* Task requirements
Go through the entries below. Copy out every line that contains "aegypti".

* Collected data

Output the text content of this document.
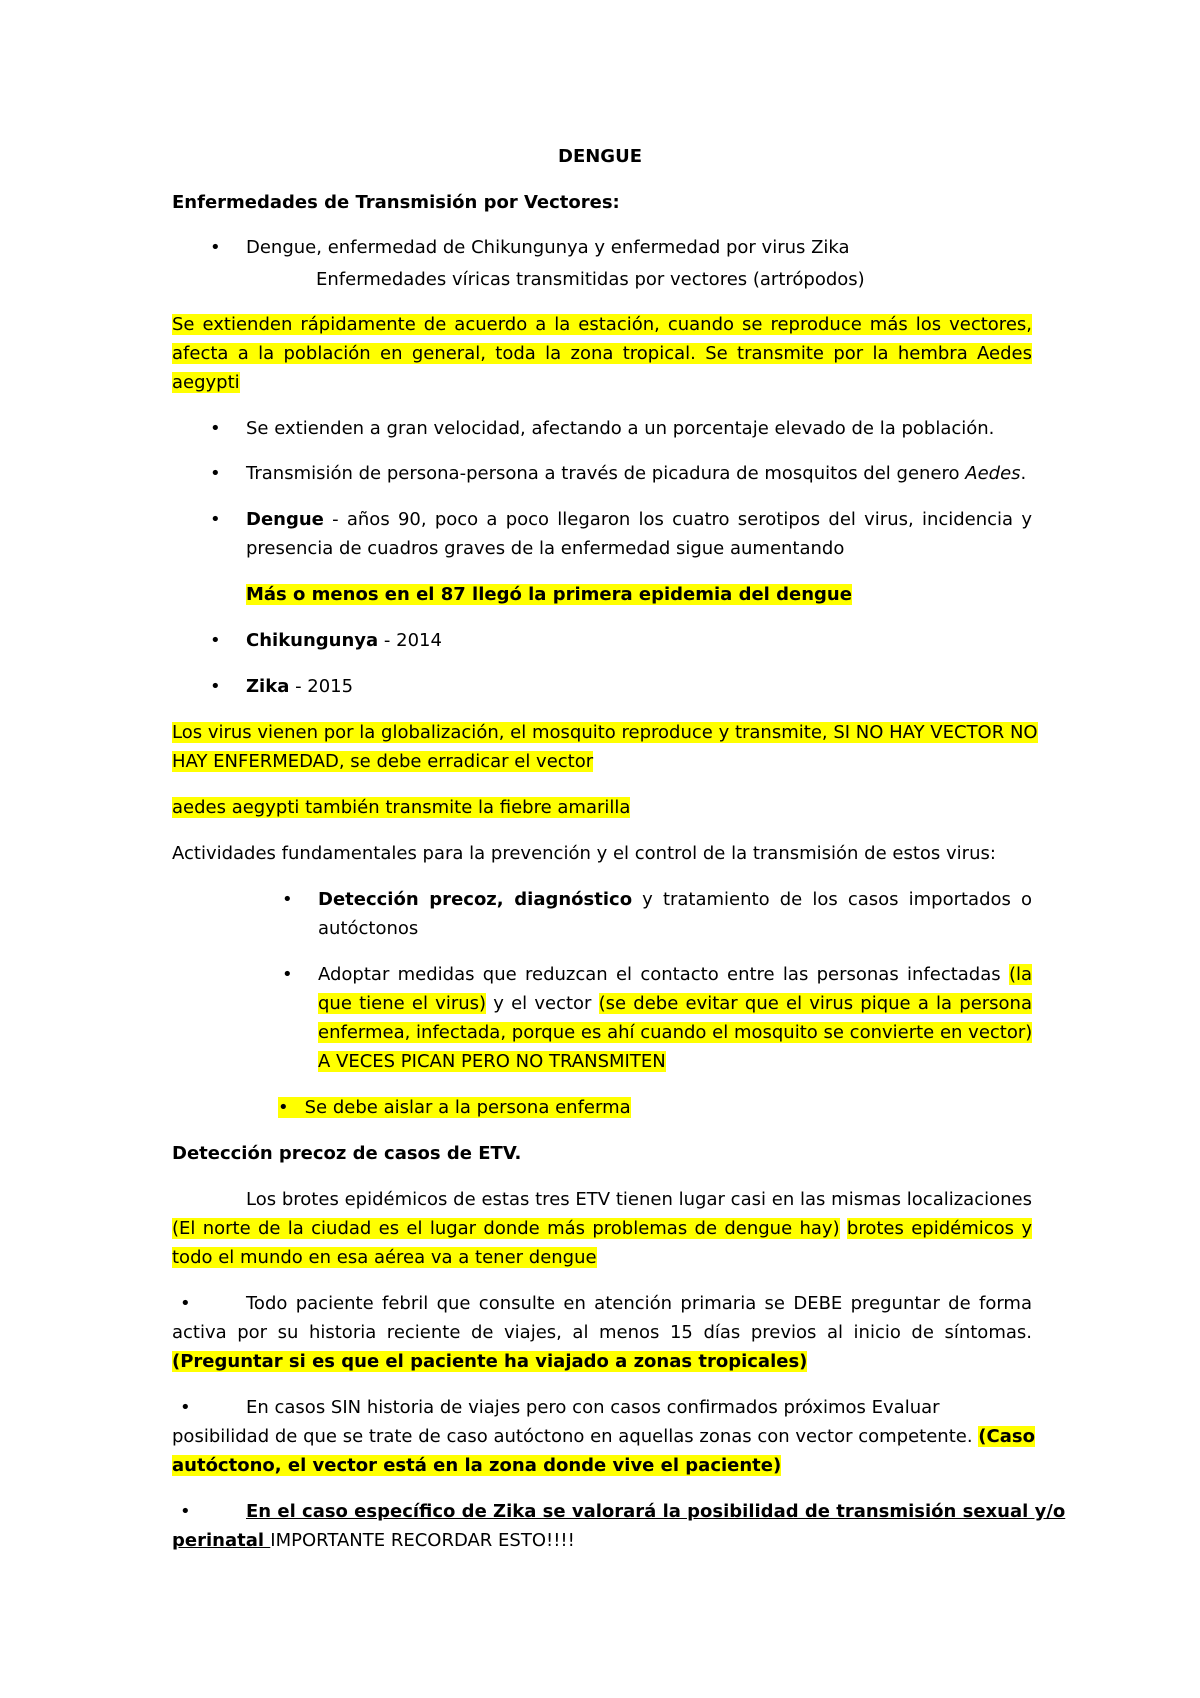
DENGUE
Enfermedades de Transmisión por Vectores:
• Dengue, enfermedad de Chikungunya y enfermedad por virus Zika
Enfermedades víricas transmitidas por vectores (artrópodos)
Se extienden rápidamente de acuerdo a la estación, cuando se reproduce más los vectores,
afecta a la población en general, toda la zona tropical. Se transmite por la hembra Aedes
aegypti
• Se extienden a gran velocidad, afectando a un porcentaje elevado de la población.
• Transmisión de persona-persona a través de picadura de mosquitos del genero Aedes.
• Dengue - años 90, poco a poco llegaron los cuatro serotipos del virus, incidencia y
presencia de cuadros graves de la enfermedad sigue aumentando
Más o menos en el 87 llegó la primera epidemia del dengue
• Chikungunya - 2014
• Zika - 2015
Los virus vienen por la globalización, el mosquito reproduce y transmite, SI NO HAY VECTOR NO
HAY ENFERMEDAD, se debe erradicar el vector
aedes aegypti también transmite la fiebre amarilla
Actividades fundamentales para la prevención y el control de la transmisión de estos virus:
• Detección precoz, diagnóstico y tratamiento de los casos importados o
autóctonos
• Adoptar medidas que reduzcan el contacto entre las personas infectadas (la
que tiene el virus) y el vector (se debe evitar que el virus pique a la persona
enfermea, infectada, porque es ahí cuando el mosquito se convierte en vector)
A VECES PICAN PERO NO TRANSMITEN
• Se debe aislar a la persona enferma
Detección precoz de casos de ETV.
Los brotes epidémicos de estas tres ETV tienen lugar casi en las mismas localizaciones
(El norte de la ciudad es el lugar donde más problemas de dengue hay) brotes epidémicos y
todo el mundo en esa aérea va a tener dengue
•	Todo paciente febril que consulte en atención primaria se DEBE preguntar de forma
activa por su historia reciente de viajes, al menos 15 días previos al inicio de síntomas.
(Preguntar si es que el paciente ha viajado a zonas tropicales)
•	En casos SIN historia de viajes pero con casos confirmados próximos Evaluar
posibilidad de que se trate de caso autóctono en aquellas zonas con vector competente. (Caso
autóctono, el vector está en la zona donde vive el paciente)
•	En el caso específico de Zika se valorará la posibilidad de transmisión sexual y/o
perinatal IMPORTANTE RECORDAR ESTO!!!!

* Exercise solution
aegypti
aedes aegypti también transmite la fiebre amarilla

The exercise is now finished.